> [The task] Identify the lines that contain the string "JSON" and copy all of them.

> [Dataset rows]
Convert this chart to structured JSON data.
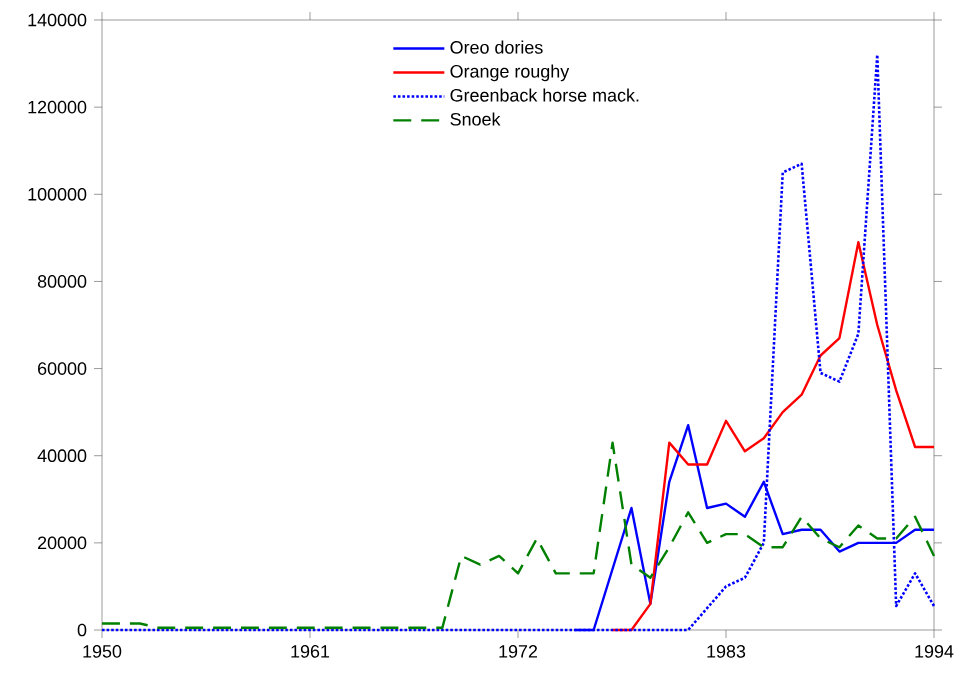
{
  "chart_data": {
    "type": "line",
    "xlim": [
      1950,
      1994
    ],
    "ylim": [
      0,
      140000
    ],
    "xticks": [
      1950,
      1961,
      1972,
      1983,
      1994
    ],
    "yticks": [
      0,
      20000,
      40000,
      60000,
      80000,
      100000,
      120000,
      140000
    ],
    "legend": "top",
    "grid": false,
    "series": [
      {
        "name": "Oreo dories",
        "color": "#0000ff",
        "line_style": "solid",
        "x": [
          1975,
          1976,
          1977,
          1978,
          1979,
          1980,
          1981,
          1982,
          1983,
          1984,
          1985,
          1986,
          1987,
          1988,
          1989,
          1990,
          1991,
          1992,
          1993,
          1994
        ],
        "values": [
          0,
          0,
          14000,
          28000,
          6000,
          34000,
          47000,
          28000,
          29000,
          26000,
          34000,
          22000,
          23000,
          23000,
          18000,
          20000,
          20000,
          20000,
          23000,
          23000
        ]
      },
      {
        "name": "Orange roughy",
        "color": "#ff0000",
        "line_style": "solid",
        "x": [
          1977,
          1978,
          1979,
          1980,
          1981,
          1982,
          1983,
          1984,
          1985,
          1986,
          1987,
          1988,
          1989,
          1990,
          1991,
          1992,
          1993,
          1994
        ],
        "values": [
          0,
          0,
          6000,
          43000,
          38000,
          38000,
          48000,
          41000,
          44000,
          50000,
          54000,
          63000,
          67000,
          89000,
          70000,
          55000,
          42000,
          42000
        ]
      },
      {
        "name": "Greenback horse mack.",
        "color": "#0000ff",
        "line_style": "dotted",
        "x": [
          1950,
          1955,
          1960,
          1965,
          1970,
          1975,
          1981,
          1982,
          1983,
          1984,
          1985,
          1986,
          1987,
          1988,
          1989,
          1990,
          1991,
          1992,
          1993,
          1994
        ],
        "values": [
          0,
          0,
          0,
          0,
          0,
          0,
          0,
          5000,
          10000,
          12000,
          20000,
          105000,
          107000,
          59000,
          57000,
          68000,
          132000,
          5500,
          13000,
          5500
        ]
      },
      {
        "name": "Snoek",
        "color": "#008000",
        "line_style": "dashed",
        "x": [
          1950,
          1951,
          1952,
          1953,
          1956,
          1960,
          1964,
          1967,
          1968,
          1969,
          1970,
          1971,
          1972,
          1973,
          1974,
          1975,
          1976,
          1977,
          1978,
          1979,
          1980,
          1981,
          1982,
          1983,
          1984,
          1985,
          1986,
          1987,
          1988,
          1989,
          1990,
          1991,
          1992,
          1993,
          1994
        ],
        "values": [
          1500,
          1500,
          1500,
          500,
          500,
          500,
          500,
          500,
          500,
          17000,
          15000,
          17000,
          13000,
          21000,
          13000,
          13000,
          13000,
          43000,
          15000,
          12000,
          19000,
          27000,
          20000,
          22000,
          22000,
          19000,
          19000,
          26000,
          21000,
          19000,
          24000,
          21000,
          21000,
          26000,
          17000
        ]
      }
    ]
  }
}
==
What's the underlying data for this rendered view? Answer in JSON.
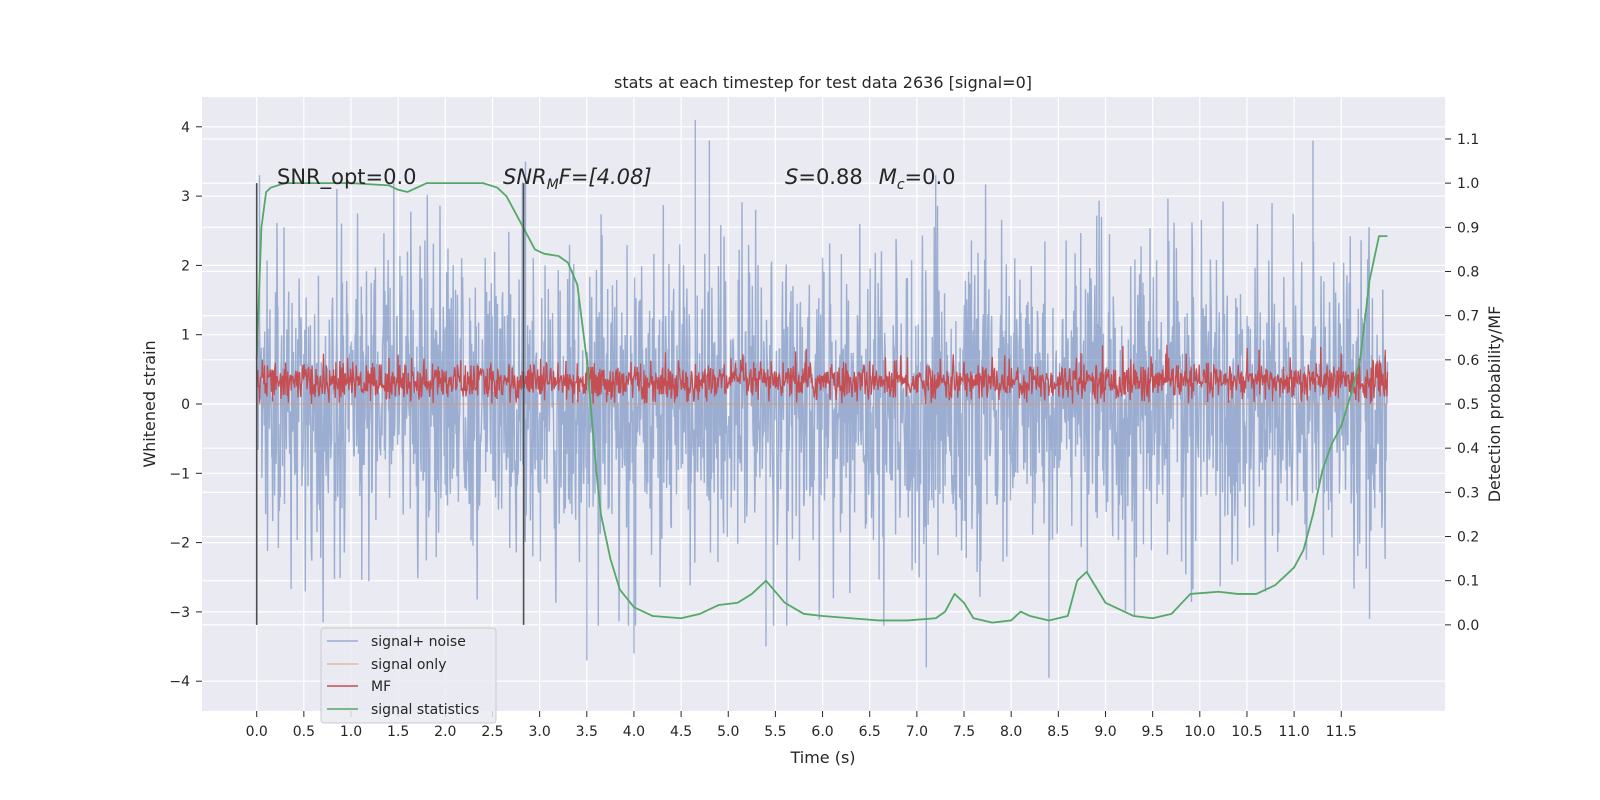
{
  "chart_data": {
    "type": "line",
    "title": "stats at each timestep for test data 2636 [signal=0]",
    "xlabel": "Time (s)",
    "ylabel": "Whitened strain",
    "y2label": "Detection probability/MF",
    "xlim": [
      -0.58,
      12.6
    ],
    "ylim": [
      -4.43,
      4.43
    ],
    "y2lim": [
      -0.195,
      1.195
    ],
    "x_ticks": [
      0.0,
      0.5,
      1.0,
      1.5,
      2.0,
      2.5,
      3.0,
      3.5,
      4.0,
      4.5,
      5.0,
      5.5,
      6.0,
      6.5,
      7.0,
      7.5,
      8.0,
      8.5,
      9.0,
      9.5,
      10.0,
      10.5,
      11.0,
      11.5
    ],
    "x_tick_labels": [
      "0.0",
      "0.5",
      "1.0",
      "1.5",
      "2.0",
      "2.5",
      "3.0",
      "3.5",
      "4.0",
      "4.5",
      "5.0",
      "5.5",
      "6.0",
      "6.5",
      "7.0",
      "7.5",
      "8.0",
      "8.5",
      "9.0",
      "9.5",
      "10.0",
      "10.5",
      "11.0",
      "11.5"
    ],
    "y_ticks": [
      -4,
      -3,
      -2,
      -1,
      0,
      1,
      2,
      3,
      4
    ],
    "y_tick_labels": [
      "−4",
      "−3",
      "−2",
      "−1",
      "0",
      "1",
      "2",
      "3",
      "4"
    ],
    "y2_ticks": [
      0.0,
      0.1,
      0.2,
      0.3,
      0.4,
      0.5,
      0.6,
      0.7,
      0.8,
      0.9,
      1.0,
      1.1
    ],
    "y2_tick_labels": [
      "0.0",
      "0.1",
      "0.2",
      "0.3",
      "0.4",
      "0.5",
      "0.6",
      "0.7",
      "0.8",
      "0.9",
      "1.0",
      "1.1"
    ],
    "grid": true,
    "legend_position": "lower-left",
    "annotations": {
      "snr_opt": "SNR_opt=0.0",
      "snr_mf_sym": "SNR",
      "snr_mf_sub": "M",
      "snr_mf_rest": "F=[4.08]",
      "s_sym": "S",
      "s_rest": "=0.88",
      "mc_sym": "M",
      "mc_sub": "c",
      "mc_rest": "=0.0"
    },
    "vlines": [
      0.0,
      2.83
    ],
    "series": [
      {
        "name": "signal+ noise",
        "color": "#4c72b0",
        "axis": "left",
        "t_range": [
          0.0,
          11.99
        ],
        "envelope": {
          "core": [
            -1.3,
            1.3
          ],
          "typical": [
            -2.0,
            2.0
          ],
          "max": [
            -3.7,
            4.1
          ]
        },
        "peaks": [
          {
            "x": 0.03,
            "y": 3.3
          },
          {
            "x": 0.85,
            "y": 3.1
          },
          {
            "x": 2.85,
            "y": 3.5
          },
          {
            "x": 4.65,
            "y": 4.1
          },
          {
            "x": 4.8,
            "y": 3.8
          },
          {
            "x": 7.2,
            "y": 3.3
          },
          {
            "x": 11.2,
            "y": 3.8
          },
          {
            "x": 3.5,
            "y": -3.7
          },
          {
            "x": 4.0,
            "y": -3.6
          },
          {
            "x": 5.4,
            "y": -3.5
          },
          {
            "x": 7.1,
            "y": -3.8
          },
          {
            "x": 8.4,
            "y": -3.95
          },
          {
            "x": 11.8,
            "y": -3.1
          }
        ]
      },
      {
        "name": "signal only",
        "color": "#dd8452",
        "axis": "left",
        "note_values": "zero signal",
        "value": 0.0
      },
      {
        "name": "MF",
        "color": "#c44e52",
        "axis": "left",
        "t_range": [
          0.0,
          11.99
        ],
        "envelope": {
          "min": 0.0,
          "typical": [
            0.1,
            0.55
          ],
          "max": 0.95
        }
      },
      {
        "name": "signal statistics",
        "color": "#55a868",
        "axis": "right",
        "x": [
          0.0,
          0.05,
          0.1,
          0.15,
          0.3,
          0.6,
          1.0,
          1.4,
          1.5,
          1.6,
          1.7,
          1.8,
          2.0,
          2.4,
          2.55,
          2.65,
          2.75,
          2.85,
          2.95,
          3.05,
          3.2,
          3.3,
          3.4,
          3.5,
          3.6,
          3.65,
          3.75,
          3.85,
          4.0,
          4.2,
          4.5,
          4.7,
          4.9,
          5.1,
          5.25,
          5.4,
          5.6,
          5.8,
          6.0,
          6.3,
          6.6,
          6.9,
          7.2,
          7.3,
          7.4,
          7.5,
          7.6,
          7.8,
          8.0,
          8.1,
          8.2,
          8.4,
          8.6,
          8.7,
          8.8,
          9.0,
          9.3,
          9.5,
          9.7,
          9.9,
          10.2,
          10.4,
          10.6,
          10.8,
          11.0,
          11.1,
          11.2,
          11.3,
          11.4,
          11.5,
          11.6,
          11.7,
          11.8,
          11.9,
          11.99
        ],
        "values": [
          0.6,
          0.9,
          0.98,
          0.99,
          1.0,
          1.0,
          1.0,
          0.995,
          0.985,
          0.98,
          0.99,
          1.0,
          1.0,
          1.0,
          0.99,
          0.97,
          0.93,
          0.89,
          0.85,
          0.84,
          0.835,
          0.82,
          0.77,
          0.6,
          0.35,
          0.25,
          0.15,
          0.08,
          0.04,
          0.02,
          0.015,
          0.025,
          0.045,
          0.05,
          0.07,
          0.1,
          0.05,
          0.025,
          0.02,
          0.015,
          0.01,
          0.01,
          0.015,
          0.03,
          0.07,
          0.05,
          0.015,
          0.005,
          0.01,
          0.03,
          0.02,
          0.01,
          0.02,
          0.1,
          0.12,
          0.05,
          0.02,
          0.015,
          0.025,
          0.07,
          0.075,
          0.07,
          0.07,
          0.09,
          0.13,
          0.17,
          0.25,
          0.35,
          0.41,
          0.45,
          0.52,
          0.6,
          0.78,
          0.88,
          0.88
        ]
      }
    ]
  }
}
==
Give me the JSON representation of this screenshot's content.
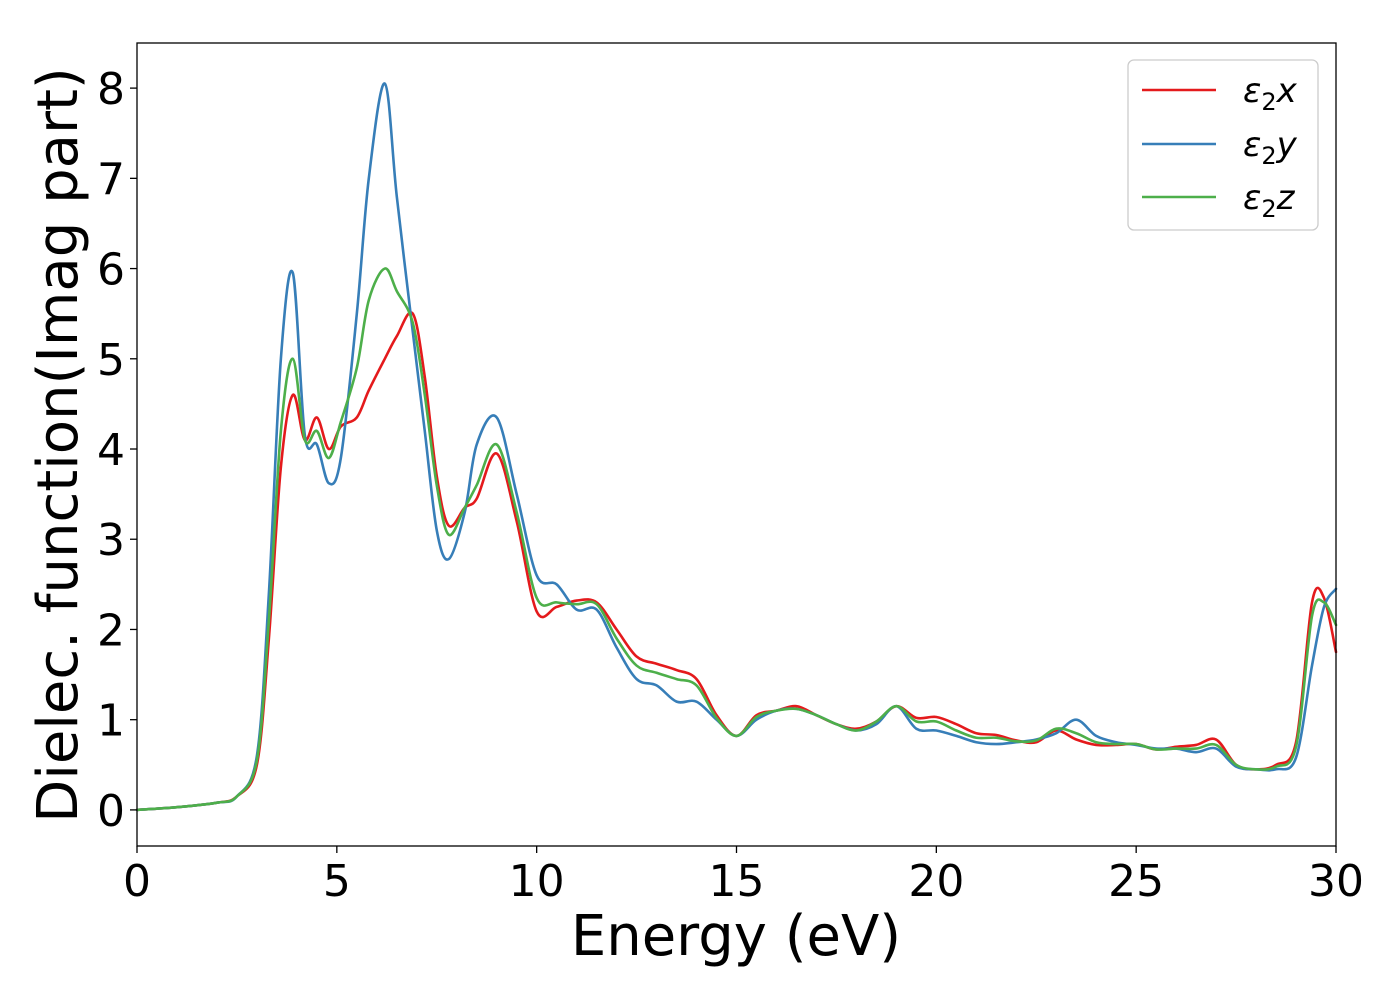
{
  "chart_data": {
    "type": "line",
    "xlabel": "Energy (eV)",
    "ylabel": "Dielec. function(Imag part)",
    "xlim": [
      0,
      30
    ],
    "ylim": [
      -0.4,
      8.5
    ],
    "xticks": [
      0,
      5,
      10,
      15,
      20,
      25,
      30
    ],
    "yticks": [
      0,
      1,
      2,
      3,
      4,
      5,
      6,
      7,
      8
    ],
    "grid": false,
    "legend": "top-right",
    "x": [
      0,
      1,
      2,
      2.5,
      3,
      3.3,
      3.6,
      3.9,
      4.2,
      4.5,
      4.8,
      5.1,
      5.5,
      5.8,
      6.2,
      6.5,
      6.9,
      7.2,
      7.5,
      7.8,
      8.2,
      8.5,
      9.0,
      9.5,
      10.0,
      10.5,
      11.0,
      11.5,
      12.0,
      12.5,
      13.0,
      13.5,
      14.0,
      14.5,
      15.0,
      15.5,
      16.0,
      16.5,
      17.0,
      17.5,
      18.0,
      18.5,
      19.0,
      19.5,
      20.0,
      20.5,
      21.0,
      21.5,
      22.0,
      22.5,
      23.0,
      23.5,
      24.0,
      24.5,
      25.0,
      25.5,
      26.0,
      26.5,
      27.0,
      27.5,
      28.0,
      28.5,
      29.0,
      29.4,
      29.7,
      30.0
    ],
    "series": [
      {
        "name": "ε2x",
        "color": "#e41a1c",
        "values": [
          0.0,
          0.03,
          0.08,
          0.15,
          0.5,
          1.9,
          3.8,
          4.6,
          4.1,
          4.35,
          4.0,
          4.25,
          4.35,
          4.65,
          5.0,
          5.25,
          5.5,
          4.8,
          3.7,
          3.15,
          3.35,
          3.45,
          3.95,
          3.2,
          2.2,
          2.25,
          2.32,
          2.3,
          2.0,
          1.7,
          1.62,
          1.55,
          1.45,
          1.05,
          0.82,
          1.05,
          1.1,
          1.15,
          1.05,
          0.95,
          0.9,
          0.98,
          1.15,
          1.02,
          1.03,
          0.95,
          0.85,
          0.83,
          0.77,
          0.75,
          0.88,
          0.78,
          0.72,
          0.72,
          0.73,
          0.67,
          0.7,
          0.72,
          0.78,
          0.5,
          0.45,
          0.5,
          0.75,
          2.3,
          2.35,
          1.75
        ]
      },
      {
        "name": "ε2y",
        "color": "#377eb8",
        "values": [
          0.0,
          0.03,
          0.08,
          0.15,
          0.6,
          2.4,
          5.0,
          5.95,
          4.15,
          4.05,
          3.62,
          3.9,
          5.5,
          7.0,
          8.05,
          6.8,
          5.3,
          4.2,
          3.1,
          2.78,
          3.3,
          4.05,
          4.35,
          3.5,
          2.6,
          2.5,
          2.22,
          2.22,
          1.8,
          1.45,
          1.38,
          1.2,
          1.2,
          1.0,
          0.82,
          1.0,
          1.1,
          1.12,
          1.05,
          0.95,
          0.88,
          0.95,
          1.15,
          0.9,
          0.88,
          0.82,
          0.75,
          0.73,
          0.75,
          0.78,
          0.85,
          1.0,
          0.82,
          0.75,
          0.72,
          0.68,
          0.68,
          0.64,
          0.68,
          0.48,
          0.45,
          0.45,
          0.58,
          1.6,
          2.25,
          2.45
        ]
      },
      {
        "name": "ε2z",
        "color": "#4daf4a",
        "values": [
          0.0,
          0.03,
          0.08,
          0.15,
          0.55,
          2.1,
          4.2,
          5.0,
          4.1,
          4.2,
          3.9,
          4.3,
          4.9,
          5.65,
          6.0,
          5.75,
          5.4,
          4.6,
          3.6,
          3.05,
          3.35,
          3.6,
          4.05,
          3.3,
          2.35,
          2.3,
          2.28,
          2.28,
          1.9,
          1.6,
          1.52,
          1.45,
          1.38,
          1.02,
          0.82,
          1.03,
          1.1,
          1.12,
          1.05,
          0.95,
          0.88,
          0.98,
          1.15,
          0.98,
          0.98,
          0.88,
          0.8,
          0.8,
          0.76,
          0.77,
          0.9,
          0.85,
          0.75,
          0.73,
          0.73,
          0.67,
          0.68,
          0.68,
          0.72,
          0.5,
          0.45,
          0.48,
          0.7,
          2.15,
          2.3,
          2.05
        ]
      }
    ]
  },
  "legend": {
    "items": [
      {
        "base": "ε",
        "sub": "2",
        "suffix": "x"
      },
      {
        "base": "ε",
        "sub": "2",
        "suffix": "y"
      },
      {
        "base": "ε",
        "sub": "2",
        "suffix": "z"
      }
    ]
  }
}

> [Output of the exercise]
Convert this chart to structured JSON data.
What's the underlying data for this rendered view? Answer in JSON.
Give me the JSON representation of this screenshot's content.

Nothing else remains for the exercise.